Exercise brief:
Gather up all lines that carry the word "profile".
## start
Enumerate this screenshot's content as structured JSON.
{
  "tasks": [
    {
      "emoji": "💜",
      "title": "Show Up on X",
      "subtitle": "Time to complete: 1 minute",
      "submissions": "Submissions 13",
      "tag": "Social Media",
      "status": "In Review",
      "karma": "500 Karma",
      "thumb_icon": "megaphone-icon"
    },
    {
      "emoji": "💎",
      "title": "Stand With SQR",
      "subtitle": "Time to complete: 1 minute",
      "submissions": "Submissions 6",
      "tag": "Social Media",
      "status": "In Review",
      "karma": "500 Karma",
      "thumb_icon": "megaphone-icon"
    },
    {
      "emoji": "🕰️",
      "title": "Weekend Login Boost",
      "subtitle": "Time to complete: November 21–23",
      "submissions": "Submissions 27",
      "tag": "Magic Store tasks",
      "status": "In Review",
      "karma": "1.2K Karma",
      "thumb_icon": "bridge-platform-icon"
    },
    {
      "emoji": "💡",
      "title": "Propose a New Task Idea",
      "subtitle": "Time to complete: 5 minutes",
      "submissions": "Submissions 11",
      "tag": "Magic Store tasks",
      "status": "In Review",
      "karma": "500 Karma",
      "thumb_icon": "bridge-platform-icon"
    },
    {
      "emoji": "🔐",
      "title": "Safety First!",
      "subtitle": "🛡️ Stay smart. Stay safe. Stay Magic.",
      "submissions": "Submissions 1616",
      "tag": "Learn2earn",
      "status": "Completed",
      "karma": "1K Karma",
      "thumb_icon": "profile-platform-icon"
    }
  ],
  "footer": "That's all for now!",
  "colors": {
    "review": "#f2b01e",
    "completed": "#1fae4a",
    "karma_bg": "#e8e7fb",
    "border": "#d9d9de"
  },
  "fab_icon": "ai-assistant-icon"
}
## end
## start
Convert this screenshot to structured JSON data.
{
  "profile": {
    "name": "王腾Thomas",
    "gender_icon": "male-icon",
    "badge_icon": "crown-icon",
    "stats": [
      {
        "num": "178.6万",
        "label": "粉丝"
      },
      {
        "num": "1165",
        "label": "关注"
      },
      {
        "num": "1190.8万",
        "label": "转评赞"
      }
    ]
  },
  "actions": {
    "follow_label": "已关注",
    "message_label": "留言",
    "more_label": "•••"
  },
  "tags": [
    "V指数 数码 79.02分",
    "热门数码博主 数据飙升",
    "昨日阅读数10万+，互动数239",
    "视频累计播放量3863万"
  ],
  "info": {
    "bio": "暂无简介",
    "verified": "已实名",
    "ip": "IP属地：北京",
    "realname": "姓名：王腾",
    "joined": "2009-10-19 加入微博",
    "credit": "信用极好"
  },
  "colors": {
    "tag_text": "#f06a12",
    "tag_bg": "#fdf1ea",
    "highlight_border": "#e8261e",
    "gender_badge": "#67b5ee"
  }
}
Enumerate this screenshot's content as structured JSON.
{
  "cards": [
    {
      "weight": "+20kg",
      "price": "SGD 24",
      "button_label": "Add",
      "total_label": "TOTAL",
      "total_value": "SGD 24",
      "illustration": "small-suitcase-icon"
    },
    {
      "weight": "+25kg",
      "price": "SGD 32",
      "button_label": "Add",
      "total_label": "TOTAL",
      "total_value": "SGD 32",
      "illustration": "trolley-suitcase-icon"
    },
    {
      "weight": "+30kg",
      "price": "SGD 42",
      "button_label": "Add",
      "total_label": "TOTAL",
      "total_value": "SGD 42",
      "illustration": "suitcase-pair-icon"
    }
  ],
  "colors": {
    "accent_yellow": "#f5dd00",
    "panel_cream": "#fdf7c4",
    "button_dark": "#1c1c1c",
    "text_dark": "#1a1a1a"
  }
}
## end
## start
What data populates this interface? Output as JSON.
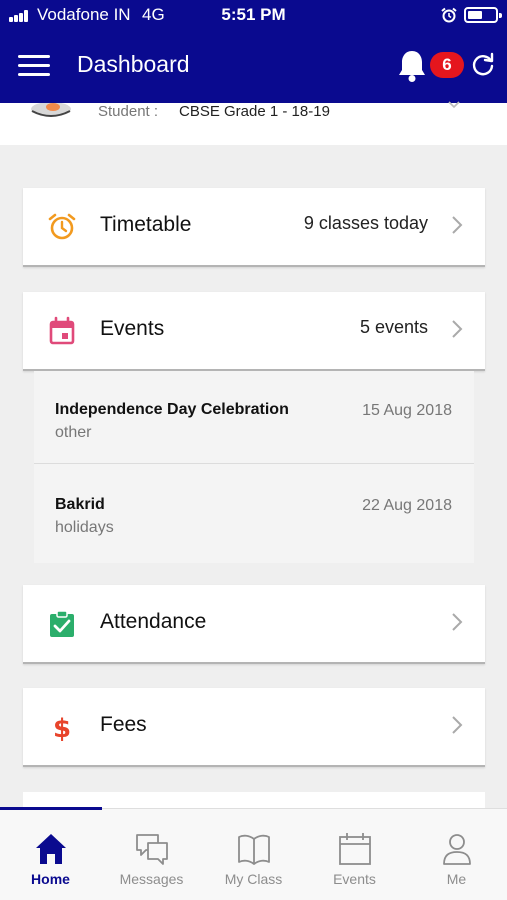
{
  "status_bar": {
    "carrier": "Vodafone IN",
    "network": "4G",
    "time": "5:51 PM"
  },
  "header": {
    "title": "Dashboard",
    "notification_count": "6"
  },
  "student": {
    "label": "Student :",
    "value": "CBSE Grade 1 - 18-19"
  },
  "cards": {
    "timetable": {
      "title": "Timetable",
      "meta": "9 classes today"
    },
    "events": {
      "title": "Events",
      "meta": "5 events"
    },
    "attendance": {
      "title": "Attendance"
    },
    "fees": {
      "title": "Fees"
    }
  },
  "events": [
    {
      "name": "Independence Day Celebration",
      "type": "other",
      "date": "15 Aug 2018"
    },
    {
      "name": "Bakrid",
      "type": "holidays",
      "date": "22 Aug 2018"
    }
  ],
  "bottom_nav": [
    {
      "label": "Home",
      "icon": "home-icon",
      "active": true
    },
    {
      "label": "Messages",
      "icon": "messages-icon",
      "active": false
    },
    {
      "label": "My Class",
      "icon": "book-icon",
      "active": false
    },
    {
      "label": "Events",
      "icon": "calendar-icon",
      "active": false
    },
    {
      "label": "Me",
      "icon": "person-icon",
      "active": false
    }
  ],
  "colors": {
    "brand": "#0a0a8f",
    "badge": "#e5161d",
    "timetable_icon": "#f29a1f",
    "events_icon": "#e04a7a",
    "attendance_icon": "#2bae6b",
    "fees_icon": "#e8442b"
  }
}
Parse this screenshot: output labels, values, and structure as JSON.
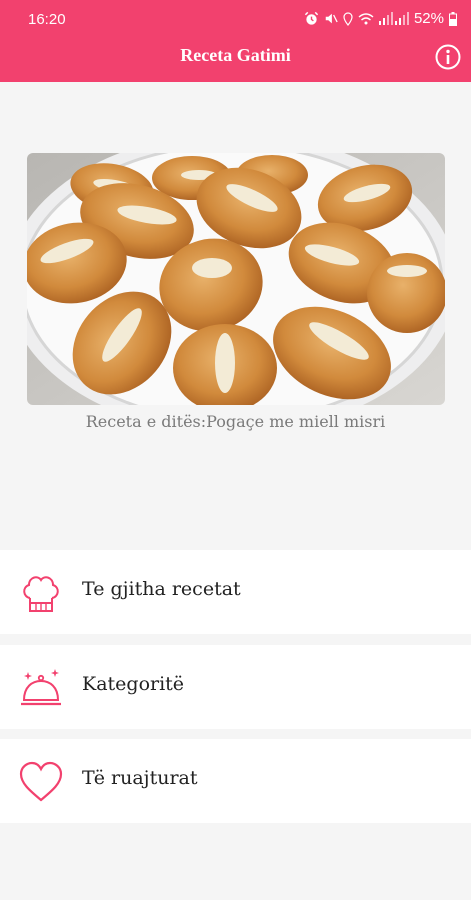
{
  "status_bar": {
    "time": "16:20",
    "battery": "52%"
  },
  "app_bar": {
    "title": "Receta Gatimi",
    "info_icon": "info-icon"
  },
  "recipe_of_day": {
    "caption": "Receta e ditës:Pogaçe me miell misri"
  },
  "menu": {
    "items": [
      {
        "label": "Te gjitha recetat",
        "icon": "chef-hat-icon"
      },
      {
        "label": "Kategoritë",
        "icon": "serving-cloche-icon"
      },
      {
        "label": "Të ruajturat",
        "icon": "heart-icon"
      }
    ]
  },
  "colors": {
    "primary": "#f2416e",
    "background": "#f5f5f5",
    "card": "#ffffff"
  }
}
## end
Task output:
      "thumb_icon": "profile-platform-icon"
  "profile": {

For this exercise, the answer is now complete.